- _Given instruction_
Quote all entries in full, exactly.

- _Stored data entries_
+---+
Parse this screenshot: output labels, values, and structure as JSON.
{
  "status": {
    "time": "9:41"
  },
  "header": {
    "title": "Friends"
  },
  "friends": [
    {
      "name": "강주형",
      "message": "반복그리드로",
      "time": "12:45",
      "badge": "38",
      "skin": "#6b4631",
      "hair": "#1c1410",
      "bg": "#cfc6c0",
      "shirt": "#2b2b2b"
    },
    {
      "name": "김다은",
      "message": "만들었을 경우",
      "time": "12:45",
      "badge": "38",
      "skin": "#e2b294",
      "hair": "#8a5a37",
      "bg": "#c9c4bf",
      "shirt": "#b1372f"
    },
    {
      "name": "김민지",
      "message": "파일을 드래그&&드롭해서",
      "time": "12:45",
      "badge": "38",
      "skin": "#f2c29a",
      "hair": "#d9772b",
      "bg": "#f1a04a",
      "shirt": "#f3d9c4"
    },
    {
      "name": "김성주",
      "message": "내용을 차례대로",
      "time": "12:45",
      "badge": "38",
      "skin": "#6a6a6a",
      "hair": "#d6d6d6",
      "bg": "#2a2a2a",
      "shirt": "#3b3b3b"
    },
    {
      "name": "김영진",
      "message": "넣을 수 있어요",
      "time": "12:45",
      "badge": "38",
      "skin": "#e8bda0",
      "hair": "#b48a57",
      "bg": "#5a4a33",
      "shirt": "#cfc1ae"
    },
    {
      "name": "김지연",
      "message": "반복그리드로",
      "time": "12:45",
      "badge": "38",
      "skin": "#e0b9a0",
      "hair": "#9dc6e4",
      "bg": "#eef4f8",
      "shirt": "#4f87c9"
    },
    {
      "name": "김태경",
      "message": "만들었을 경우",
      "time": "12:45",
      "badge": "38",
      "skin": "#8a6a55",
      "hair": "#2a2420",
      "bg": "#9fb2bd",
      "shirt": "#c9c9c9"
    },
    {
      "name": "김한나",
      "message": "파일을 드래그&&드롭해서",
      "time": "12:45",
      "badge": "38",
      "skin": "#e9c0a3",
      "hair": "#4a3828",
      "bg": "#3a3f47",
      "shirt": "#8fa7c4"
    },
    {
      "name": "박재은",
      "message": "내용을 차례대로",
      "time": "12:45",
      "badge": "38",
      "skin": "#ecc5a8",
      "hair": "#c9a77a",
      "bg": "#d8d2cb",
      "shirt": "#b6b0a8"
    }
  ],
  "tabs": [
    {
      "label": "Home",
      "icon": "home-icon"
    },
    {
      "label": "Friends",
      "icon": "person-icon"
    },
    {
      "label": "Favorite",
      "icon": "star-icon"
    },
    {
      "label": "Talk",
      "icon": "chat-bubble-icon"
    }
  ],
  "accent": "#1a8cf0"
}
+---+
- _Result of the exercise_
Parse this screenshot: output labels, values, and structure as JSON.
{
  "status": {
    "time": "9:41"
  },
  "header": {
    "title": "Friends"
  },
  "friends": [
    {
      "name": "강주형",
      "message": "반복그리드로",
      "time": "12:45",
      "badge": "38",
      "skin": "#6b4631",
      "hair": "#1c1410",
      "bg": "#cfc6c0",
      "shirt": "#2b2b2b"
    },
    {
      "name": "김다은",
      "message": "만들었을 경우",
      "time": "12:45",
      "badge": "38",
      "skin": "#e2b294",
      "hair": "#8a5a37",
      "bg": "#c9c4bf",
      "shirt": "#b1372f"
    },
    {
      "name": "김민지",
      "message": "파일을 드래그&&드롭해서",
      "time": "12:45",
      "badge": "38",
      "skin": "#f2c29a",
      "hair": "#d9772b",
      "bg": "#f1a04a",
      "shirt": "#f3d9c4"
    },
    {
      "name": "김성주",
      "message": "내용을 차례대로",
      "time": "12:45",
      "badge": "38",
      "skin": "#6a6a6a",
      "hair": "#d6d6d6",
      "bg": "#2a2a2a",
      "shirt": "#3b3b3b"
    },
    {
      "name": "김영진",
      "message": "넣을 수 있어요",
      "time": "12:45",
      "badge": "38",
      "skin": "#e8bda0",
      "hair": "#b48a57",
      "bg": "#5a4a33",
      "shirt": "#cfc1ae"
    },
    {
      "name": "김지연",
      "message": "반복그리드로",
      "time": "12:45",
      "badge": "38",
      "skin": "#e0b9a0",
      "hair": "#9dc6e4",
      "bg": "#eef4f8",
      "shirt": "#4f87c9"
    },
    {
      "name": "김태경",
      "message": "만들었을 경우",
      "time": "12:45",
      "badge": "38",
      "skin": "#8a6a55",
      "hair": "#2a2420",
      "bg": "#9fb2bd",
      "shirt": "#c9c9c9"
    },
    {
      "name": "김한나",
      "message": "파일을 드래그&&드롭해서",
      "time": "12:45",
      "badge": "38",
      "skin": "#e9c0a3",
      "hair": "#4a3828",
      "bg": "#3a3f47",
      "shirt": "#8fa7c4"
    },
    {
      "name": "박재은",
      "message": "내용을 차례대로",
      "time": "12:45",
      "badge": "38",
      "skin": "#ecc5a8",
      "hair": "#c9a77a",
      "bg": "#d8d2cb",
      "shirt": "#b6b0a8"
    }
  ],
  "tabs": [
    {
      "label": "Home",
      "icon": "home-icon"
    },
    {
      "label": "Friends",
      "icon": "person-icon"
    },
    {
      "label": "Favorite",
      "icon": "star-icon"
    },
    {
      "label": "Talk",
      "icon": "chat-bubble-icon"
    }
  ],
  "accent": "#1a8cf0"
}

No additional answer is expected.